Return the data from the line with "Give bounding boxes for 42" to the line with "notice-title: Get notified", both included, repeating each line exactly as it appears.

Entries from a dataset:
* Begin *
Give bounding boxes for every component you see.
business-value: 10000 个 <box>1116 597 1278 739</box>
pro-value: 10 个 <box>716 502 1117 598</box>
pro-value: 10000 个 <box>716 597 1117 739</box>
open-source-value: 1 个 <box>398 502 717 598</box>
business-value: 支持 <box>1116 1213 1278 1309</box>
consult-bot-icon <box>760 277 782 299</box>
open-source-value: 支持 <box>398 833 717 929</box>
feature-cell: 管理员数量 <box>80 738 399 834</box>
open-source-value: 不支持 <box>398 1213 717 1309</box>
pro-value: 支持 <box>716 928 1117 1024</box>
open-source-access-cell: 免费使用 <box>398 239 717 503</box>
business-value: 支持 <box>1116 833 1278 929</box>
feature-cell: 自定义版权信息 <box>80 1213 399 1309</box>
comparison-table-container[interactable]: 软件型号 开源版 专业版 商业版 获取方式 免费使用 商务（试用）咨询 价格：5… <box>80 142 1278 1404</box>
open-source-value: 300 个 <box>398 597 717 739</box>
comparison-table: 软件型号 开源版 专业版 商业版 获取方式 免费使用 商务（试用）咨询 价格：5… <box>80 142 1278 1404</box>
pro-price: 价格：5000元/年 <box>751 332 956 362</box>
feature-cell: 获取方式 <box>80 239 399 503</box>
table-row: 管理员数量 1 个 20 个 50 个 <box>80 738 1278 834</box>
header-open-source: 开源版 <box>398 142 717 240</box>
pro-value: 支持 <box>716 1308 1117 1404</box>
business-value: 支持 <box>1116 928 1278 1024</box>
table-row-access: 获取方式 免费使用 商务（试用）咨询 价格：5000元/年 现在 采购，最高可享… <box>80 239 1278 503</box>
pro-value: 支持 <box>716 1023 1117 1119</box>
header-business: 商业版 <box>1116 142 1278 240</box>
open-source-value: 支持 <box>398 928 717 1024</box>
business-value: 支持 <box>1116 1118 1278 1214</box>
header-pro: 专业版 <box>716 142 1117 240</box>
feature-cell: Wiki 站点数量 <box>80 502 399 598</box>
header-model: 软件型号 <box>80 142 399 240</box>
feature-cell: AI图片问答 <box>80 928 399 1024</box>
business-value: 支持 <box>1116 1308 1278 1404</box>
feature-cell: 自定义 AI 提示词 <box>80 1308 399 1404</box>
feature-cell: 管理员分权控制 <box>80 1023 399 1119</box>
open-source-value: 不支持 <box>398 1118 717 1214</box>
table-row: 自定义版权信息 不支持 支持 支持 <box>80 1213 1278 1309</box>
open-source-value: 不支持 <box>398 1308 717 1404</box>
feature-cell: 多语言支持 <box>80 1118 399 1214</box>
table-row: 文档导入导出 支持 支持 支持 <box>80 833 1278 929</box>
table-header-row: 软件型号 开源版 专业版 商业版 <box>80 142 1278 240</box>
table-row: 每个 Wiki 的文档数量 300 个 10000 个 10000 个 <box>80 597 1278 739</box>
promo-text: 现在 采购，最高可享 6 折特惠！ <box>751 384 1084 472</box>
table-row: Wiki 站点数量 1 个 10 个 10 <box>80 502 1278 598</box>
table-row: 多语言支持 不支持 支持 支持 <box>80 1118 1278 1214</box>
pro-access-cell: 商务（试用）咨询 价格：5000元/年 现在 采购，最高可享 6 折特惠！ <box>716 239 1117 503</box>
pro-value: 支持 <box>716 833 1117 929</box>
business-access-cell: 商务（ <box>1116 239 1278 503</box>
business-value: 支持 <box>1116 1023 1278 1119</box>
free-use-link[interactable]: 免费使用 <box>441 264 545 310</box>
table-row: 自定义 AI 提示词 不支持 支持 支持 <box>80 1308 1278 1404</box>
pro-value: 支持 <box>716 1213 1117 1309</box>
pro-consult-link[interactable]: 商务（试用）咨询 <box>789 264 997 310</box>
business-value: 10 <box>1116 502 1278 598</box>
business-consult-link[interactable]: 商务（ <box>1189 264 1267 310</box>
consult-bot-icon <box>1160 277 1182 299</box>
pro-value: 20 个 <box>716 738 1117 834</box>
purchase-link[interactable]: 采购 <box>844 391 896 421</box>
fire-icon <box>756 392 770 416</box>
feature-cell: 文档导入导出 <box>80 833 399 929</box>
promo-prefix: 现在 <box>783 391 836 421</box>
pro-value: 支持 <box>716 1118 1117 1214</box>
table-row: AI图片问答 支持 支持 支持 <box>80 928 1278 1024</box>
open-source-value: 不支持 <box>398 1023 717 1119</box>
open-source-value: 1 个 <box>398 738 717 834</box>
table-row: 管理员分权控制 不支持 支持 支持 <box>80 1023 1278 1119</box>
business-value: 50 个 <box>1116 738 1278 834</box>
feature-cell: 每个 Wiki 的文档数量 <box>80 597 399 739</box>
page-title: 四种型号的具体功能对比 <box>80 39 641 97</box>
* End *
* Begin *
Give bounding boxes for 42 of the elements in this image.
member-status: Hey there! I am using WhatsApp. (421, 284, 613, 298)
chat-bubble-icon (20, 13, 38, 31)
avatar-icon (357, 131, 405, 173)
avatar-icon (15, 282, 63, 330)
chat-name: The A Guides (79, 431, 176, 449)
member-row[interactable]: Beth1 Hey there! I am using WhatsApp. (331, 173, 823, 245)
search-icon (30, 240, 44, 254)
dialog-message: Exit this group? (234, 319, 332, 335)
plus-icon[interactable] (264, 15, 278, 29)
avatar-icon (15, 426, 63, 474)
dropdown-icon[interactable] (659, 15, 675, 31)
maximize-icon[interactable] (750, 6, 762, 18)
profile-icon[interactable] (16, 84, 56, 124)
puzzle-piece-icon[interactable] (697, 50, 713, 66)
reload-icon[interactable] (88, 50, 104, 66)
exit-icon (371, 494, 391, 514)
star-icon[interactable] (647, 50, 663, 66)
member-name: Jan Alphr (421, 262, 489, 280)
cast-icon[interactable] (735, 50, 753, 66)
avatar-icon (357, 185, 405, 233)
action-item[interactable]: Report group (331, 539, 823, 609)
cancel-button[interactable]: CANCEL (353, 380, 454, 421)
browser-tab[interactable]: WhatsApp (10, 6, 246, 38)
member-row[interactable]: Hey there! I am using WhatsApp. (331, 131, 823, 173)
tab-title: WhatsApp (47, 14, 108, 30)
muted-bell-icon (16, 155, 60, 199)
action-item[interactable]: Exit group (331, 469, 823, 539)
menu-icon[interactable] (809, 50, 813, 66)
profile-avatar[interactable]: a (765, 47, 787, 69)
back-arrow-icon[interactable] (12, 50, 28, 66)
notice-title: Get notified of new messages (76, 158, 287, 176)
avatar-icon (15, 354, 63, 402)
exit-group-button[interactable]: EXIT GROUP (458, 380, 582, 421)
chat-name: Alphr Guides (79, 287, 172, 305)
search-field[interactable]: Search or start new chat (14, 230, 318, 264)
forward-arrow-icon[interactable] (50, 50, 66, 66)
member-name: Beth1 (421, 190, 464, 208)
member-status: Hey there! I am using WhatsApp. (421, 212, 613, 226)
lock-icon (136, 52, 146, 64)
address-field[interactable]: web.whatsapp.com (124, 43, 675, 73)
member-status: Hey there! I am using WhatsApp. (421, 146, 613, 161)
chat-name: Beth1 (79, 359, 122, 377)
* End *
§ EXPECTED ANSWER:
Give bounding boxes for 42 of the elements in this image.
member-status: Hey there! I am using WhatsApp. (421, 284, 613, 298)
chat-bubble-icon (20, 13, 38, 31)
avatar-icon (357, 131, 405, 173)
avatar-icon (15, 282, 63, 330)
chat-name: The A Guides (79, 431, 176, 449)
member-row[interactable]: Beth1 Hey there! I am using WhatsApp. (331, 173, 823, 245)
search-icon (30, 240, 44, 254)
dialog-message: Exit this group? (234, 319, 332, 335)
plus-icon[interactable] (264, 15, 278, 29)
avatar-icon (15, 426, 63, 474)
dropdown-icon[interactable] (659, 15, 675, 31)
maximize-icon[interactable] (750, 6, 762, 18)
profile-icon[interactable] (16, 84, 56, 124)
puzzle-piece-icon[interactable] (697, 50, 713, 66)
reload-icon[interactable] (88, 50, 104, 66)
exit-icon (371, 494, 391, 514)
star-icon[interactable] (647, 50, 663, 66)
member-name: Jan Alphr (421, 262, 489, 280)
cast-icon[interactable] (735, 50, 753, 66)
avatar-icon (357, 185, 405, 233)
action-item[interactable]: Report group (331, 539, 823, 609)
cancel-button[interactable]: CANCEL (353, 380, 454, 421)
browser-tab[interactable]: WhatsApp (10, 6, 246, 38)
member-row[interactable]: Hey there! I am using WhatsApp. (331, 131, 823, 173)
tab-title: WhatsApp (47, 14, 108, 30)
muted-bell-icon (16, 155, 60, 199)
action-item[interactable]: Exit group (331, 469, 823, 539)
menu-icon[interactable] (809, 50, 813, 66)
profile-avatar[interactable]: a (765, 47, 787, 69)
back-arrow-icon[interactable] (12, 50, 28, 66)
notice-title: Get notified of new messages (76, 158, 287, 176)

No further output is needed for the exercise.